- **What the exercise asks**
Transcribe every line, keeping it exact.

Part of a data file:
--------------------

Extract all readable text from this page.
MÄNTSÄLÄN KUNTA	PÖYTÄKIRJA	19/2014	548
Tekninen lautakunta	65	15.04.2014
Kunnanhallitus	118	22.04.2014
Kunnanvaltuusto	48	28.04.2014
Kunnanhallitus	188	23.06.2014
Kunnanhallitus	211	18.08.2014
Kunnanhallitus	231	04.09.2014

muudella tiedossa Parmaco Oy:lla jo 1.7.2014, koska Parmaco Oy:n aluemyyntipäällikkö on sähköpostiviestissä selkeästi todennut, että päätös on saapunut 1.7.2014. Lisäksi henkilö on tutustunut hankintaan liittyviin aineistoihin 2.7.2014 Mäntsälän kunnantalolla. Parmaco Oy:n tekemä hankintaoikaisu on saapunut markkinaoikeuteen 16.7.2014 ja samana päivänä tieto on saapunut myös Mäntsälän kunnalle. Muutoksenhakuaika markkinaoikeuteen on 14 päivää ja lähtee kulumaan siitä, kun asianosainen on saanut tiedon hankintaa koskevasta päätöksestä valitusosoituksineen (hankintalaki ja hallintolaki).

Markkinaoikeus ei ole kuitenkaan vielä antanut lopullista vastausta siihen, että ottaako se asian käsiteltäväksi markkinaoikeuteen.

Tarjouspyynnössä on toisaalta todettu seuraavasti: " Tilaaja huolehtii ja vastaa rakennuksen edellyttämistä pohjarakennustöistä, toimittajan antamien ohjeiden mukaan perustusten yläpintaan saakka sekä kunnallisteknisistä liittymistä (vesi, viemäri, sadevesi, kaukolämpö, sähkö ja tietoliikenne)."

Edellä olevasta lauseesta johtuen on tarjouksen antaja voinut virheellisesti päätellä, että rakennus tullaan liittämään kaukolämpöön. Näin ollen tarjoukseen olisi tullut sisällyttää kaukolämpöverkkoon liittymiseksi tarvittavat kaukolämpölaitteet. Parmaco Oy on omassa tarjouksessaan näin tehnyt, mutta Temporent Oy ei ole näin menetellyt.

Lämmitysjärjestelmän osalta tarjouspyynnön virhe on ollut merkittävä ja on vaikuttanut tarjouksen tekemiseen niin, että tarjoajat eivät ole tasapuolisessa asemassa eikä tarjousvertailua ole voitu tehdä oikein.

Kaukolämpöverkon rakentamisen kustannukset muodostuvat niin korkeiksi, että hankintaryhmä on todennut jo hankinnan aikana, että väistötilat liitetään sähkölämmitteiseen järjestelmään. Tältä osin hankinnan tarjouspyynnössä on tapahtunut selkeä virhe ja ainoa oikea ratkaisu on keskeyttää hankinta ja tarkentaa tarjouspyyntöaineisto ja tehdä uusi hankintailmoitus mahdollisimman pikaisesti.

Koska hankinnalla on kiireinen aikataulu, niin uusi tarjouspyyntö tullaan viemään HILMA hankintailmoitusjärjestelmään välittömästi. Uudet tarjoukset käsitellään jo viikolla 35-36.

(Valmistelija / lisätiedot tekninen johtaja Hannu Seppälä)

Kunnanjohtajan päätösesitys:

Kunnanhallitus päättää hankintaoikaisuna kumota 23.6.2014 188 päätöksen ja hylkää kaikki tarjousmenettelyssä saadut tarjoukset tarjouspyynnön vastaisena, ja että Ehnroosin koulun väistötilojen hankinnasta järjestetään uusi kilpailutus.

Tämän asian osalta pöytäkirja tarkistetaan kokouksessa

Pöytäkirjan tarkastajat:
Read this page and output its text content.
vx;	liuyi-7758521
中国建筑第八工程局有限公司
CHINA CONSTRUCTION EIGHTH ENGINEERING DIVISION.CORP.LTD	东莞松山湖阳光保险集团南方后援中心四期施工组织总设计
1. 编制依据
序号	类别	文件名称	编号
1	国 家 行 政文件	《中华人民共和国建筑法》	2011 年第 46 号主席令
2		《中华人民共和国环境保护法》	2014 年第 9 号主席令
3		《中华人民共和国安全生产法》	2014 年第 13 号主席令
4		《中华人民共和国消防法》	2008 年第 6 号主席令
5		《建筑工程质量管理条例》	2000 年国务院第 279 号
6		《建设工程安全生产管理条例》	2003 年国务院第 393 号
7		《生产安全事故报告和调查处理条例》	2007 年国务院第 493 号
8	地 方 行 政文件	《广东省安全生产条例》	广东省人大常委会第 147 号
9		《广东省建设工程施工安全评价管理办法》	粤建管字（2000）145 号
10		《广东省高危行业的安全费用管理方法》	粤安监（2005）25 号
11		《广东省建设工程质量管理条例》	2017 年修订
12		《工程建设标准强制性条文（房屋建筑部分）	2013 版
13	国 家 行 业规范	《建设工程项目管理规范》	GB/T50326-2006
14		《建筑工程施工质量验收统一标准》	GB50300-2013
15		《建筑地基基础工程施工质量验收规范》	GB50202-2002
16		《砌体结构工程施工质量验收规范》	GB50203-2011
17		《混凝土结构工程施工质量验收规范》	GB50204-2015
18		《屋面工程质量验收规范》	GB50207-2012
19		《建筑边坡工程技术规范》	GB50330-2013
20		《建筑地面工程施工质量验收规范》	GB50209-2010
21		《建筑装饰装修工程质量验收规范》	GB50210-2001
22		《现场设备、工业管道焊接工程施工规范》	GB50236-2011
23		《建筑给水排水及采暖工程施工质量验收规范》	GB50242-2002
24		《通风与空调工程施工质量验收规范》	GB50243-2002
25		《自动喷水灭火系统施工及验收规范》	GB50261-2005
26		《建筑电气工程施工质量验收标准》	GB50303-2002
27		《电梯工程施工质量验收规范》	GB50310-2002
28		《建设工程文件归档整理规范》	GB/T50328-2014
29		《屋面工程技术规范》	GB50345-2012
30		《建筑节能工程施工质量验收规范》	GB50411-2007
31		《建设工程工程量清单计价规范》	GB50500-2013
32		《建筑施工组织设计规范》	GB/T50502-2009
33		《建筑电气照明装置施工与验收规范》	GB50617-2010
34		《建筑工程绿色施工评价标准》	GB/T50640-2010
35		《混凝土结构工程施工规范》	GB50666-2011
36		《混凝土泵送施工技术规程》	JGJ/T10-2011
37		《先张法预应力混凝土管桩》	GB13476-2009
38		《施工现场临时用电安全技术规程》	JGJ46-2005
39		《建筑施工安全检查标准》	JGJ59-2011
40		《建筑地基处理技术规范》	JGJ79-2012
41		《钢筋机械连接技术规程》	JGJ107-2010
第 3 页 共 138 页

--------------------

- **Solution**
Extract all readable text from this page.
MÄNTSÄLÄN KUNTA	PÖYTÄKIRJA	19/2014	548
Tekninen lautakunta	65	15.04.2014
Kunnanhallitus	118	22.04.2014
Kunnanvaltuusto	48	28.04.2014
Kunnanhallitus	188	23.06.2014
Kunnanhallitus	211	18.08.2014
Kunnanhallitus	231	04.09.2014

muudella tiedossa Parmaco Oy:lla jo 1.7.2014, koska Parmaco Oy:n aluemyyntipäällikkö on sähköpostiviestissä selkeästi todennut, että päätös on saapunut 1.7.2014. Lisäksi henkilö on tutustunut hankintaan liittyviin aineistoihin 2.7.2014 Mäntsälän kunnantalolla. Parmaco Oy:n tekemä hankintaoikaisu on saapunut markkinaoikeuteen 16.7.2014 ja samana päivänä tieto on saapunut myös Mäntsälän kunnalle. Muutoksenhakuaika markkinaoikeuteen on 14 päivää ja lähtee kulumaan siitä, kun asianosainen on saanut tiedon hankintaa koskevasta päätöksestä valitusosoituksineen (hankintalaki ja hallintolaki).

Markkinaoikeus ei ole kuitenkaan vielä antanut lopullista vastausta siihen, että ottaako se asian käsiteltäväksi markkinaoikeuteen.

Tarjouspyynnössä on toisaalta todettu seuraavasti: " Tilaaja huolehtii ja vastaa rakennuksen edellyttämistä pohjarakennustöistä, toimittajan antamien ohjeiden mukaan perustusten yläpintaan saakka sekä kunnallisteknisistä liittymistä (vesi, viemäri, sadevesi, kaukolämpö, sähkö ja tietoliikenne)."

Edellä olevasta lauseesta johtuen on tarjouksen antaja voinut virheellisesti päätellä, että rakennus tullaan liittämään kaukolämpöön. Näin ollen tarjoukseen olisi tullut sisällyttää kaukolämpöverkkoon liittymiseksi tarvittavat kaukolämpölaitteet. Parmaco Oy on omassa tarjouksessaan näin tehnyt, mutta Temporent Oy ei ole näin menetellyt.

Lämmitysjärjestelmän osalta tarjouspyynnön virhe on ollut merkittävä ja on vaikuttanut tarjouksen tekemiseen niin, että tarjoajat eivät ole tasapuolisessa asemassa eikä tarjousvertailua ole voitu tehdä oikein.

Kaukolämpöverkon rakentamisen kustannukset muodostuvat niin korkeiksi, että hankintaryhmä on todennut jo hankinnan aikana, että väistötilat liitetään sähkölämmitteiseen järjestelmään. Tältä osin hankinnan tarjouspyynnössä on tapahtunut selkeä virhe ja ainoa oikea ratkaisu on keskeyttää hankinta ja tarkentaa tarjouspyyntöaineisto ja tehdä uusi hankintailmoitus mahdollisimman pikaisesti.

Koska hankinnalla on kiireinen aikataulu, niin uusi tarjouspyyntö tullaan viemään HILMA hankintailmoitusjärjestelmään välittömästi. Uudet tarjoukset käsitellään jo viikolla 35-36.

(Valmistelija / lisätiedot tekninen johtaja Hannu Seppälä)

Kunnanjohtajan päätösesitys:

Kunnanhallitus päättää hankintaoikaisuna kumota 23.6.2014 188 päätöksen ja hylkää kaikki tarjousmenettelyssä saadut tarjoukset tarjouspyynnön vastaisena, ja että Ehnroosin koulun väistötilojen hankinnasta järjestetään uusi kilpailutus.

Tämän asian osalta pöytäkirja tarkistetaan kokouksessa

Pöytäkirjan tarkastajat:
Read this page and output its text content.
vx;	liuyi-7758521
中国建筑第八工程局有限公司
CHINA CONSTRUCTION EIGHTH ENGINEERING DIVISION.CORP.LTD	东莞松山湖阳光保险集团南方后援中心四期施工组织总设计
1. 编制依据
序号	类别	文件名称	编号
1	国 家 行 政文件	《中华人民共和国建筑法》	2011 年第 46 号主席令
2		《中华人民共和国环境保护法》	2014 年第 9 号主席令
3		《中华人民共和国安全生产法》	2014 年第 13 号主席令
4		《中华人民共和国消防法》	2008 年第 6 号主席令
5		《建筑工程质量管理条例》	2000 年国务院第 279 号
6		《建设工程安全生产管理条例》	2003 年国务院第 393 号
7		《生产安全事故报告和调查处理条例》	2007 年国务院第 493 号
8	地 方 行 政文件	《广东省安全生产条例》	广东省人大常委会第 147 号
9		《广东省建设工程施工安全评价管理办法》	粤建管字（2000）145 号
10		《广东省高危行业的安全费用管理方法》	粤安监（2005）25 号
11		《广东省建设工程质量管理条例》	2017 年修订
12		《工程建设标准强制性条文（房屋建筑部分）	2013 版
13	国 家 行 业规范	《建设工程项目管理规范》	GB/T50326-2006
14		《建筑工程施工质量验收统一标准》	GB50300-2013
15		《建筑地基基础工程施工质量验收规范》	GB50202-2002
16		《砌体结构工程施工质量验收规范》	GB50203-2011
17		《混凝土结构工程施工质量验收规范》	GB50204-2015
18		《屋面工程质量验收规范》	GB50207-2012
19		《建筑边坡工程技术规范》	GB50330-2013
20		《建筑地面工程施工质量验收规范》	GB50209-2010
21		《建筑装饰装修工程质量验收规范》	GB50210-2001
22		《现场设备、工业管道焊接工程施工规范》	GB50236-2011
23		《建筑给水排水及采暖工程施工质量验收规范》	GB50242-2002
24		《通风与空调工程施工质量验收规范》	GB50243-2002
25		《自动喷水灭火系统施工及验收规范》	GB50261-2005
26		《建筑电气工程施工质量验收标准》	GB50303-2002
27		《电梯工程施工质量验收规范》	GB50310-2002
28		《建设工程文件归档整理规范》	GB/T50328-2014
29		《屋面工程技术规范》	GB50345-2012
30		《建筑节能工程施工质量验收规范》	GB50411-2007
31		《建设工程工程量清单计价规范》	GB50500-2013
32		《建筑施工组织设计规范》	GB/T50502-2009
33		《建筑电气照明装置施工与验收规范》	GB50617-2010
34		《建筑工程绿色施工评价标准》	GB/T50640-2010
35		《混凝土结构工程施工规范》	GB50666-2011
36		《混凝土泵送施工技术规程》	JGJ/T10-2011
37		《先张法预应力混凝土管桩》	GB13476-2009
38		《施工现场临时用电安全技术规程》	JGJ46-2005
39		《建筑施工安全检查标准》	JGJ59-2011
40		《建筑地基处理技术规范》	JGJ79-2012
41		《钢筋机械连接技术规程》	JGJ107-2010
第 3 页 共 138 页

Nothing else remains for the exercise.